## GIVEN TASK
Turn the entries, from their first line through the line containing "x-tick-label: 30 bbox=[607, 443, 622, 457]", into a JSON list of strings with one string per line and no blank lines.

## DATA FOR THIS TASK
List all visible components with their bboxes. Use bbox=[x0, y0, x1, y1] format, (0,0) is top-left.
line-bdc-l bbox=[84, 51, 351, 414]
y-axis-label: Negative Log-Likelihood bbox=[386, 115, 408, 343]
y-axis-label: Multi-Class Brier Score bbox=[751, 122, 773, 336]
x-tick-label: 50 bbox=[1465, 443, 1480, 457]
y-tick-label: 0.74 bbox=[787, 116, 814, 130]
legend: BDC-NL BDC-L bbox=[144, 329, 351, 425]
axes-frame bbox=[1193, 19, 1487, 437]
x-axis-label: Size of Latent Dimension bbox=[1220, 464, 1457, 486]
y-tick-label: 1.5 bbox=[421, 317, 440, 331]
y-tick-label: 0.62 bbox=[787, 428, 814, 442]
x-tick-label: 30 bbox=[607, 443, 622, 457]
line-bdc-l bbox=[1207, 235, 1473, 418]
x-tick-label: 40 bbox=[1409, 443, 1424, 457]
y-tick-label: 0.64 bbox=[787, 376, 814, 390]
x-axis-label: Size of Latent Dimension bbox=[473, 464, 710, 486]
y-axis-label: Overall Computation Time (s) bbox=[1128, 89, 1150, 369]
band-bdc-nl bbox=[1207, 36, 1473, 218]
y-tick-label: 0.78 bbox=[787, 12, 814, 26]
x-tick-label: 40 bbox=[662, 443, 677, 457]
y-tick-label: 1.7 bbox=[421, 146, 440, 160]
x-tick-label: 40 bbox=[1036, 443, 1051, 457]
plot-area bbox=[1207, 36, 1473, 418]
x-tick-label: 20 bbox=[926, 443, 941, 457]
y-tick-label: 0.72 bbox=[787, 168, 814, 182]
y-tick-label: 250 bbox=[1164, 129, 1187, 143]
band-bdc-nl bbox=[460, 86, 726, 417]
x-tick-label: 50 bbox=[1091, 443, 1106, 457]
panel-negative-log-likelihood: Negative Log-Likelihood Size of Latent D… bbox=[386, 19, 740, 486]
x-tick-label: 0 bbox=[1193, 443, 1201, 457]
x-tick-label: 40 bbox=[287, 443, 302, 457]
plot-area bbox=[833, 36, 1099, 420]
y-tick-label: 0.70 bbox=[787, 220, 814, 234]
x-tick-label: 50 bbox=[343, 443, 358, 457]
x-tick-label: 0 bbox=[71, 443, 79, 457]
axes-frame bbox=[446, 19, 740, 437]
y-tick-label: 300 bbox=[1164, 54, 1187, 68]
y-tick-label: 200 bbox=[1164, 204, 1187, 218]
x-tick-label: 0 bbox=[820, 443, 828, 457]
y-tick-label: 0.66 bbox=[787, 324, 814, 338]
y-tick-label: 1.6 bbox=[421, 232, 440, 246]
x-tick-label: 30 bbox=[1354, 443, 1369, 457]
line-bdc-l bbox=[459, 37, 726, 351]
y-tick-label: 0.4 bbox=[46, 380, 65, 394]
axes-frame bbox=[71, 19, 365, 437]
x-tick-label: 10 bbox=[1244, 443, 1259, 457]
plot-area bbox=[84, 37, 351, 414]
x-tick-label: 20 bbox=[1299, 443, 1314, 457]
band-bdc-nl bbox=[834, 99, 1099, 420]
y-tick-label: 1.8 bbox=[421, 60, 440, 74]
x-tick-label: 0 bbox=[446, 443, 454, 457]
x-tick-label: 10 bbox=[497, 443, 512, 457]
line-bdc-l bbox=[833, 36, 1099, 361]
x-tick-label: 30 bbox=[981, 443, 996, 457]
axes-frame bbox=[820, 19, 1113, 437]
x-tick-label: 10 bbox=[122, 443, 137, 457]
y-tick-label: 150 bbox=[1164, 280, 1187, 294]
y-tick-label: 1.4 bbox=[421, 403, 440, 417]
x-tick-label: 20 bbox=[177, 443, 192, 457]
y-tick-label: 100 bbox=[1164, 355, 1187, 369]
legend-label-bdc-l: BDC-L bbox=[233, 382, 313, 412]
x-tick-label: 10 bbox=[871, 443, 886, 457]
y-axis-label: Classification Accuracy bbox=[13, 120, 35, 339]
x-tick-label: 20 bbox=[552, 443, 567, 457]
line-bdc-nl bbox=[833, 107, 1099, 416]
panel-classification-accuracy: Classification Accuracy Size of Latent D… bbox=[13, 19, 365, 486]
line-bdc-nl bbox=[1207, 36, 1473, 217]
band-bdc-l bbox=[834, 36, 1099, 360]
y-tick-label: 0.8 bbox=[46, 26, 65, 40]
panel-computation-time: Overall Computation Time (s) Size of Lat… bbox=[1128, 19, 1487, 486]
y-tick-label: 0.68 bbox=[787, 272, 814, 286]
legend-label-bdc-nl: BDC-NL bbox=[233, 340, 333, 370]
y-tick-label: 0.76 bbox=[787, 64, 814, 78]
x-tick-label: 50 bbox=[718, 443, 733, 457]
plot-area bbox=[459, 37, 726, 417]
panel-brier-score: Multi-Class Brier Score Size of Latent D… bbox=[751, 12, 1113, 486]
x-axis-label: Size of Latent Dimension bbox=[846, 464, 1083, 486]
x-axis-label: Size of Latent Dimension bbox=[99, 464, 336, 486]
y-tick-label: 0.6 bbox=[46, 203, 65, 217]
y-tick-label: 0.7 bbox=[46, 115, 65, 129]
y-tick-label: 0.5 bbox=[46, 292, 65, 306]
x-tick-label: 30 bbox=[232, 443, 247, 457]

## REPLY
[
  "List all visible components with their bboxes. Use bbox=[x0, y0, x1, y1] format, (0,0) is top-left.",
  "line-bdc-l bbox=[84, 51, 351, 414]",
  "y-axis-label: Negative Log-Likelihood bbox=[386, 115, 408, 343]",
  "y-axis-label: Multi-Class Brier Score bbox=[751, 122, 773, 336]",
  "x-tick-label: 50 bbox=[1465, 443, 1480, 457]",
  "y-tick-label: 0.74 bbox=[787, 116, 814, 130]",
  "legend: BDC-NL BDC-L bbox=[144, 329, 351, 425]",
  "axes-frame bbox=[1193, 19, 1487, 437]",
  "x-axis-label: Size of Latent Dimension bbox=[1220, 464, 1457, 486]",
  "y-tick-label: 1.5 bbox=[421, 317, 440, 331]",
  "y-tick-label: 0.62 bbox=[787, 428, 814, 442]",
  "x-tick-label: 30 bbox=[607, 443, 622, 457]"
]